● **本文**:
= = = =
現病歴:黒色便,起立困難を主訴に当院へ救急搬送となる.
既往歴:前立腺肥大症,2型糖尿病,腰痛症にてNSAIDsを内服していた.
現 症:血圧85/56mmHg,HR 104回/分・整,SpO2 100%(R/A),体温37.1°C.
血液検査所見:WBC 11,159/μL,RBC 229/μL,Hb 7.1g/dL,Ht 20.5%,MCV 89.5%,Cr 1.21mg/dL,BUN 44.8mg/dL,TP 5.4g/dL,Alb 2.8g/dL.
= = = =
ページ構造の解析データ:
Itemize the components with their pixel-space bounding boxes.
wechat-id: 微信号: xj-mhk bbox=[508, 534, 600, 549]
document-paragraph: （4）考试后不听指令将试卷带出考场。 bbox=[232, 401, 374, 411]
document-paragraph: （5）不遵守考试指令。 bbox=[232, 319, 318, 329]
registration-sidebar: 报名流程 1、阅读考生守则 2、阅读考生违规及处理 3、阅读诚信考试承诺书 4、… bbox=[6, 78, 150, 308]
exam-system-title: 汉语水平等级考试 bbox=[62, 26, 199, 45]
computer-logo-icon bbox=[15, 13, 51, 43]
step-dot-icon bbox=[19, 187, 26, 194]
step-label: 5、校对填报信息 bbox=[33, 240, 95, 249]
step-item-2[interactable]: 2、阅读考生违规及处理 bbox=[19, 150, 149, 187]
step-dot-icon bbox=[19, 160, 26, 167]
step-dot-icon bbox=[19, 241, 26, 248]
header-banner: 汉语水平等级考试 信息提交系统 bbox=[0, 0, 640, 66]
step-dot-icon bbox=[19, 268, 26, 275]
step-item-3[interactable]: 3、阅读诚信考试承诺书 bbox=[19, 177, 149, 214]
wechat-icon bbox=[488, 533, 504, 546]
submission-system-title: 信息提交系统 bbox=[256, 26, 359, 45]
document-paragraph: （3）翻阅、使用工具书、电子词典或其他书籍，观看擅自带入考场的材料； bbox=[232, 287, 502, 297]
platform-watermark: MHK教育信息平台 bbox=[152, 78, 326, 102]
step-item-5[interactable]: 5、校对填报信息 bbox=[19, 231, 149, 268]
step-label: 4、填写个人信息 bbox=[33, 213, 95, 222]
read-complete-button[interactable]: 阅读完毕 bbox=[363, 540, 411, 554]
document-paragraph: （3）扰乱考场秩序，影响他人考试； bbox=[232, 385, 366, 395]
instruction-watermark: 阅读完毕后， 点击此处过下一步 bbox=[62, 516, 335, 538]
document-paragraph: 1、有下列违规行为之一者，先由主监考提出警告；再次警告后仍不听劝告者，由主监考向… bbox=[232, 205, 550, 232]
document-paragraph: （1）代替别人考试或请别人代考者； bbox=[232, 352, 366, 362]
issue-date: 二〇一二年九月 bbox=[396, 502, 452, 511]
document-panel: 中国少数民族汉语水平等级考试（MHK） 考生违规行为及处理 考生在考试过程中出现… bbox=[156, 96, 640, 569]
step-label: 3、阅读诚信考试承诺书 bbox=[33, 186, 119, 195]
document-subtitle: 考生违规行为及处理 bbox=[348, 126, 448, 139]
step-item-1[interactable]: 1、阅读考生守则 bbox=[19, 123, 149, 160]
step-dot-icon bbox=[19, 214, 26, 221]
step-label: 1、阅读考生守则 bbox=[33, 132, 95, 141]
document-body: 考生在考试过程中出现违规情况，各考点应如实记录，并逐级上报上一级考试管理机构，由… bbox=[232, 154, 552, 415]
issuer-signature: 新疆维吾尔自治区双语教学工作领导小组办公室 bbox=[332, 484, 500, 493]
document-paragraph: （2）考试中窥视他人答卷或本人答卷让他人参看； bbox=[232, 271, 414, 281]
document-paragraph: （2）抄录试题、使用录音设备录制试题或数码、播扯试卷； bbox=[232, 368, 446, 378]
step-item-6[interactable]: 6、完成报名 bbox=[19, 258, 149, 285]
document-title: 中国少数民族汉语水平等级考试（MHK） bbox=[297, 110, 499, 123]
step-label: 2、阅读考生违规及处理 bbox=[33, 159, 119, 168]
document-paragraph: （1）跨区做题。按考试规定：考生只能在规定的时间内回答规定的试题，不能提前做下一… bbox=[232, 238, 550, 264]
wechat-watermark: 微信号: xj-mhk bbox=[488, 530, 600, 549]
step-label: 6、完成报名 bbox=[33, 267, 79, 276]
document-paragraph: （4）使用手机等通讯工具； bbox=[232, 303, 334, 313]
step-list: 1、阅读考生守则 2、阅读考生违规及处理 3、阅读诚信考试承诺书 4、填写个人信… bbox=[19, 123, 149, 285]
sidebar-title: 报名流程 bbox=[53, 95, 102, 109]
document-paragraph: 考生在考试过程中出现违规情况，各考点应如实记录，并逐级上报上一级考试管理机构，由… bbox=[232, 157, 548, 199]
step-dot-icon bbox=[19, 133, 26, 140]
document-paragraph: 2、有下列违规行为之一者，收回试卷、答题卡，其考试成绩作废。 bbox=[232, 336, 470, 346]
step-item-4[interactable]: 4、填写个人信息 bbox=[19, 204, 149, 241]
= = = =
● **作るもの**: 黒色便で救急搬送された患者についての本文を、最後の文のあとから続けて書いてください。

● **回答**:
入院後経過:濃厚赤血球(red cell concentration:RCC)4単位輸血後,Hb 8.4g/dLへと改善し,翌日上部内視鏡を施行した.十二指腸球部前壁に凝血塊を認め,絶食およびプロトンポンプ阻害薬投与にて保存的治療を開始した.同日,腹部造影CT検査を施行し,十二指腸球部に浮腫を認めるも血管外漏出は認めなかった.第7病日,再び黒色便とふらつきを認め,検血でRBC 180/μL,Hb 5.7g/dLと貧血の進行を認めた.RCC 6単位と新鮮凍結血漿4単位を輸血し,上部内視鏡を再施行したところ,十二指腸球部前壁に湧出性出血を認めた(図1).内視鏡的止血も考慮したが,十分な視野の確保が困難であったため,血管内治療にて塞栓術を行う方針とした.腹腔動脈造影で右胃動脈の末梢に血管外漏出を認め(図2),マイクロカテーテルを末梢まで進め造影し,血管外漏出を確認した(図3).右胃動脈の本幹をマイクロコイルにて塞栓した(図4).術後経過は良好で,その後再出血を認めることなく第16病日独歩退院した.